__Rows__

--- --- ---

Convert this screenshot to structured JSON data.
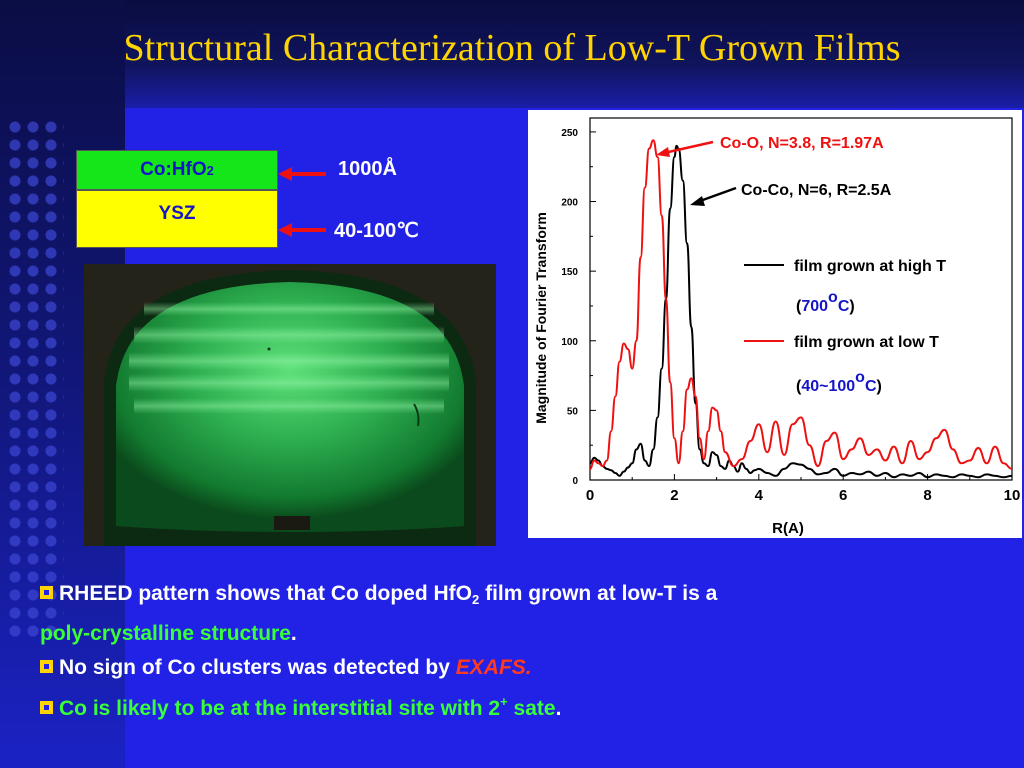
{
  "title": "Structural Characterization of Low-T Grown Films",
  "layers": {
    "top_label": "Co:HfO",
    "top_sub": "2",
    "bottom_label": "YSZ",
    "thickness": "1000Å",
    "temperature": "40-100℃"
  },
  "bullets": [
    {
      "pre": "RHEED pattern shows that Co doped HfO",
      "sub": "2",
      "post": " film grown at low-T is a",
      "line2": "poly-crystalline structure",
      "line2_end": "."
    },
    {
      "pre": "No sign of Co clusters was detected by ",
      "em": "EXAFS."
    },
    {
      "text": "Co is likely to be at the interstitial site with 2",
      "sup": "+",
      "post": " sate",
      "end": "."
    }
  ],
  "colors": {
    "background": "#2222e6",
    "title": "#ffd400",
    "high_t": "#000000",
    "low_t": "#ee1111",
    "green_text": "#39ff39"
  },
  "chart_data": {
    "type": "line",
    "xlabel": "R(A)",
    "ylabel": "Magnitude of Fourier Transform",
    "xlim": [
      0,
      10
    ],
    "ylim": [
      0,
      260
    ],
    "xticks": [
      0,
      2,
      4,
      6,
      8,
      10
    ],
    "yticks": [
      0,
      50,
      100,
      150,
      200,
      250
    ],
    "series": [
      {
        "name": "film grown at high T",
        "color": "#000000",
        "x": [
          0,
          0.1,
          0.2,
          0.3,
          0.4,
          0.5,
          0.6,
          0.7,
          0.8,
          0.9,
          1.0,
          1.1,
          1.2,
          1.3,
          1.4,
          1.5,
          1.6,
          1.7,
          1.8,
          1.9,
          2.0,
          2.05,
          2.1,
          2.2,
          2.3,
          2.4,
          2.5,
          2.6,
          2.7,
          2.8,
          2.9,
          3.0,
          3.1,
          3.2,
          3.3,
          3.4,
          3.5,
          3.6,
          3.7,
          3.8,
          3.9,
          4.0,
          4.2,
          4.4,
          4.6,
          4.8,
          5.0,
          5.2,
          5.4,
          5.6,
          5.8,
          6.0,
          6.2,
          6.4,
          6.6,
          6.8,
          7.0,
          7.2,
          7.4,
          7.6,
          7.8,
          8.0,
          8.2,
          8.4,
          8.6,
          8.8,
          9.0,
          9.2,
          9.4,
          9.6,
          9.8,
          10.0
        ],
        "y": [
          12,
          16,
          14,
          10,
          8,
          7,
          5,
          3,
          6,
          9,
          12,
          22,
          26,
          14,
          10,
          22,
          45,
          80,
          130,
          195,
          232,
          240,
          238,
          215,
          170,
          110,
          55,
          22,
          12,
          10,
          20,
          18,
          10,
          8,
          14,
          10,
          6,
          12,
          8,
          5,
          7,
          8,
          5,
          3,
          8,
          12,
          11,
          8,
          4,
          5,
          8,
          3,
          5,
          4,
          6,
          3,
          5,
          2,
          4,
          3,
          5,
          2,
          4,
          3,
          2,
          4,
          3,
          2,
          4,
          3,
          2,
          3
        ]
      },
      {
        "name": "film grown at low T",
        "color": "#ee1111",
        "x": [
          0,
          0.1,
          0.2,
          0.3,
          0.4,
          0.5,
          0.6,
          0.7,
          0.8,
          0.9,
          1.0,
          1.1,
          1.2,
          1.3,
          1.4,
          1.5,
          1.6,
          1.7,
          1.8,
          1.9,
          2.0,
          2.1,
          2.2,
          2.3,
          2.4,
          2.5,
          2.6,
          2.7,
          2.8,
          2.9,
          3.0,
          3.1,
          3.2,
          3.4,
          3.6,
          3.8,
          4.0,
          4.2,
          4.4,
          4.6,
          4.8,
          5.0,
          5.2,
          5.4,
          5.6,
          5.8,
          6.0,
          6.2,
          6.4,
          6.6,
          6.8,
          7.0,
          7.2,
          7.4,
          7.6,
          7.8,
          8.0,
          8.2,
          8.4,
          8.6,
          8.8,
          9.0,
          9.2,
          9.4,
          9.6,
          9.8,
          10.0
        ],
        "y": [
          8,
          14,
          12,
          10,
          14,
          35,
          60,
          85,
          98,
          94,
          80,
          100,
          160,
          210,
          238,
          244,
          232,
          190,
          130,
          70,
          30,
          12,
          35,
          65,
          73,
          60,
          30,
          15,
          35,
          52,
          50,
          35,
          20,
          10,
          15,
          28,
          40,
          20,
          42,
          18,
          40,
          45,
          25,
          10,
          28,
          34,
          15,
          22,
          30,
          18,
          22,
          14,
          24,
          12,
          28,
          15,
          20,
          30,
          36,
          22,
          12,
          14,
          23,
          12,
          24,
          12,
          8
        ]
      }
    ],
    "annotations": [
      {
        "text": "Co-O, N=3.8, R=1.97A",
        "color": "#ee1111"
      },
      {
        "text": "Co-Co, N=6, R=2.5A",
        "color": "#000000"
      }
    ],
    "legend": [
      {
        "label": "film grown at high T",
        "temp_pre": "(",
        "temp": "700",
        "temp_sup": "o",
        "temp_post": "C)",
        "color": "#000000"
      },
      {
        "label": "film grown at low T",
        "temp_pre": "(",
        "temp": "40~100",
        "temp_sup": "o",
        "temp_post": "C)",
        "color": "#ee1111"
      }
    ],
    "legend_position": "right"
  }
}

--- --- ---

__Set task__
Find the count of lines in the data above where the string "name" occurs. Provide that number alone.

__Response to the task__
2